Given records -
###

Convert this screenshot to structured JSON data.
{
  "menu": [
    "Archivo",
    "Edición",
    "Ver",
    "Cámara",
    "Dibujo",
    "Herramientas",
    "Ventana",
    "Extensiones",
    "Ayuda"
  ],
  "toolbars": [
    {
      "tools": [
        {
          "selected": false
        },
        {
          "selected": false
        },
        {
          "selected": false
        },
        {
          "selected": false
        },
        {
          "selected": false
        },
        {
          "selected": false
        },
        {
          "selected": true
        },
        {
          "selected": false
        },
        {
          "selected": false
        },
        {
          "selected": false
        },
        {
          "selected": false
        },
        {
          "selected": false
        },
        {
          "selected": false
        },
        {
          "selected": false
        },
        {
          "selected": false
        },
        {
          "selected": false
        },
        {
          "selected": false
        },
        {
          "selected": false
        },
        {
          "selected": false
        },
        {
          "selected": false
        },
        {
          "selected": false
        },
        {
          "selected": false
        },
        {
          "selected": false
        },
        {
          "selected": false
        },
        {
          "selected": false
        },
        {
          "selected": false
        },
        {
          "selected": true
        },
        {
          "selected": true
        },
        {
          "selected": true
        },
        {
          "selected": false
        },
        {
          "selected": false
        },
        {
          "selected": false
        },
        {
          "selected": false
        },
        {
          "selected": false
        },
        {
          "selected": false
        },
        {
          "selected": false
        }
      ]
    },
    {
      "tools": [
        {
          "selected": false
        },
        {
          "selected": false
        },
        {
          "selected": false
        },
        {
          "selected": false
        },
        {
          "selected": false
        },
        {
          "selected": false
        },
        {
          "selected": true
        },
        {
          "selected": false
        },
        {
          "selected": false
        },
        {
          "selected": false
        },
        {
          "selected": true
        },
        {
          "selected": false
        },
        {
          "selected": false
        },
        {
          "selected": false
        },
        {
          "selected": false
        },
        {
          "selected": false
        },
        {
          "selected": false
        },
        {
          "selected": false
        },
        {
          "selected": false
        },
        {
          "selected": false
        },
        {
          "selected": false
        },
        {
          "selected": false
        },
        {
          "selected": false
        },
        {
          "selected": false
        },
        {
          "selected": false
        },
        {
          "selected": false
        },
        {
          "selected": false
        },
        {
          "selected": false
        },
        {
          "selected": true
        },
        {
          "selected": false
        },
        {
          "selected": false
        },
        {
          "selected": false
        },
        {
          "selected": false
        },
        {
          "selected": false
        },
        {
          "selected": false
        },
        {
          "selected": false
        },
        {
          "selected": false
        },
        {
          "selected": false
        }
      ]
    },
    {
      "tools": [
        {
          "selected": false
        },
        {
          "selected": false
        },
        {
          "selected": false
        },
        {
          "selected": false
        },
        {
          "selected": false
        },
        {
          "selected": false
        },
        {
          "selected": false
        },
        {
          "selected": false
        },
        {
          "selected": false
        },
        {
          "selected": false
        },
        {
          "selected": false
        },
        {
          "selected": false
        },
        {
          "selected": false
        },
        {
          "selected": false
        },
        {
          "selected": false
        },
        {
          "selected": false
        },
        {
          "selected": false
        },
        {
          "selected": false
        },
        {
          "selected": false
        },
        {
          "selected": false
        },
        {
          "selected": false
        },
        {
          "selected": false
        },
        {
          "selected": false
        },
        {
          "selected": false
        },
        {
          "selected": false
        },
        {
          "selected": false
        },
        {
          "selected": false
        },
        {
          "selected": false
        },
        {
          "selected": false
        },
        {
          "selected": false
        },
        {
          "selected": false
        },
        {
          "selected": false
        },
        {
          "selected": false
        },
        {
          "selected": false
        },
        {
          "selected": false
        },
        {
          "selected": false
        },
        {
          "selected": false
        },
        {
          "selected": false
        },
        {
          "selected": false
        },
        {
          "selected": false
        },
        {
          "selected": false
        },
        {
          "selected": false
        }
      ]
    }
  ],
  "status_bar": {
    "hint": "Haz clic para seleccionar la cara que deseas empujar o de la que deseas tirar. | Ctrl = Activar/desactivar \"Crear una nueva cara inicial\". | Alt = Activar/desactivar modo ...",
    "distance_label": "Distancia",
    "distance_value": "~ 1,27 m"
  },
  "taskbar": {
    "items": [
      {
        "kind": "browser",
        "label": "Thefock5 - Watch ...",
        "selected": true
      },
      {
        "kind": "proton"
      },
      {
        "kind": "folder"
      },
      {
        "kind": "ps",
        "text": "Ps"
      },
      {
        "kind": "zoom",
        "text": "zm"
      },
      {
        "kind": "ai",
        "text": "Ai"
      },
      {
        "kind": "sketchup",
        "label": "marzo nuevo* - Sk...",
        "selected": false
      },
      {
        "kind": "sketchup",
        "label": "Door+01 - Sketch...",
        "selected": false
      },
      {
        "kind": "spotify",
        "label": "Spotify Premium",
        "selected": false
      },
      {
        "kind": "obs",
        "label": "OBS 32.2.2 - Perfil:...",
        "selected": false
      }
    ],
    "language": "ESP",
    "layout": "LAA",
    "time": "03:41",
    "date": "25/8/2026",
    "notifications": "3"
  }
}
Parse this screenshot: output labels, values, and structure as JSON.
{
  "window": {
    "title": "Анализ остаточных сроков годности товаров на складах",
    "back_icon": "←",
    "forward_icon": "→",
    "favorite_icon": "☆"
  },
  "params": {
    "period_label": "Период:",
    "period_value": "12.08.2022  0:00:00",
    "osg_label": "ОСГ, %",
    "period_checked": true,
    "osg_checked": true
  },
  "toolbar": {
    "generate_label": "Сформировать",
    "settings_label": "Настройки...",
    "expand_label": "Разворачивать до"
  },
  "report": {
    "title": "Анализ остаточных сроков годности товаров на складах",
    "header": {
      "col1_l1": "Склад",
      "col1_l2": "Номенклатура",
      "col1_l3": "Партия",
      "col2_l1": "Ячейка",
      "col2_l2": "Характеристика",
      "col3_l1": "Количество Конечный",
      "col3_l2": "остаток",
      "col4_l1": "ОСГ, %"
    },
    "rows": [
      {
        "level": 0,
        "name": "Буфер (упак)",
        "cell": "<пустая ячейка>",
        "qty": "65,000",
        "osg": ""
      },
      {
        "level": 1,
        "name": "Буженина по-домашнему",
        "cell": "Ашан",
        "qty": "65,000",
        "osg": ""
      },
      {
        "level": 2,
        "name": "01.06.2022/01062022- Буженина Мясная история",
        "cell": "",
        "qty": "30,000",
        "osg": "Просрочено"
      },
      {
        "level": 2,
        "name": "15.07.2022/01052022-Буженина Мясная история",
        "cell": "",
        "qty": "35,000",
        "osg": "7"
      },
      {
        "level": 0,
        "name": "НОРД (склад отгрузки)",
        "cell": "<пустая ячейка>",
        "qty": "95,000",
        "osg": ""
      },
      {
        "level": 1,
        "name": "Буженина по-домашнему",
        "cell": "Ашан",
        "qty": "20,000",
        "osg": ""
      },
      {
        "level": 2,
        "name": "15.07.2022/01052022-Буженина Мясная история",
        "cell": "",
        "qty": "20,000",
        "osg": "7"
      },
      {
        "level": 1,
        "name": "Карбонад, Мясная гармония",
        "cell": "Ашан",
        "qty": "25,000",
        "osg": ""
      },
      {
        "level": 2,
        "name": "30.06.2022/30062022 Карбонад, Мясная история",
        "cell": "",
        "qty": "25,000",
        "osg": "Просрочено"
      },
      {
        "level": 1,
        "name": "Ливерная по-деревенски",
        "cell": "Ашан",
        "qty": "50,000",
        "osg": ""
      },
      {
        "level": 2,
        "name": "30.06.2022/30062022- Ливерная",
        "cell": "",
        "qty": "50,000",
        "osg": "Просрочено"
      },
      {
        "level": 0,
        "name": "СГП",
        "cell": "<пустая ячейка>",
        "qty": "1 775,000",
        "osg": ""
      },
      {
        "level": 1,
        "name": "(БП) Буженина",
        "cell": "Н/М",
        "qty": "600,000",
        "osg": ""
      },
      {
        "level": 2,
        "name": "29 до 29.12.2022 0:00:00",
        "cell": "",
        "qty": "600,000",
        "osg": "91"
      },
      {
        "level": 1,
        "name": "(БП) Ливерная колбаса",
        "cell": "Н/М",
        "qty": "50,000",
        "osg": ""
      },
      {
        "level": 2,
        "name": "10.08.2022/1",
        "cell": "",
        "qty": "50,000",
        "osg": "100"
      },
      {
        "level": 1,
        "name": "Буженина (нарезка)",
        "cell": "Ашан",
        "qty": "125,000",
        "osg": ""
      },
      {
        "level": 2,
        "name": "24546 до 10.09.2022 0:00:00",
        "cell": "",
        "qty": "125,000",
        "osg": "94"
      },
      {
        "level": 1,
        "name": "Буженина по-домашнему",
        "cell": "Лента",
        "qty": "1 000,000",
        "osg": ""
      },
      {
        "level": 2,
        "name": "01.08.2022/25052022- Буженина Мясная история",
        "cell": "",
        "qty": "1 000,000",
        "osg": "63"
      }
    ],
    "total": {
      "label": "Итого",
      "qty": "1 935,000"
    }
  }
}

###

Exercise -
Copy every line of the records above that contains "this".

Written solution -
Convert this screenshot to structured JSON data.
Parse this screenshot: output labels, values, and structure as JSON.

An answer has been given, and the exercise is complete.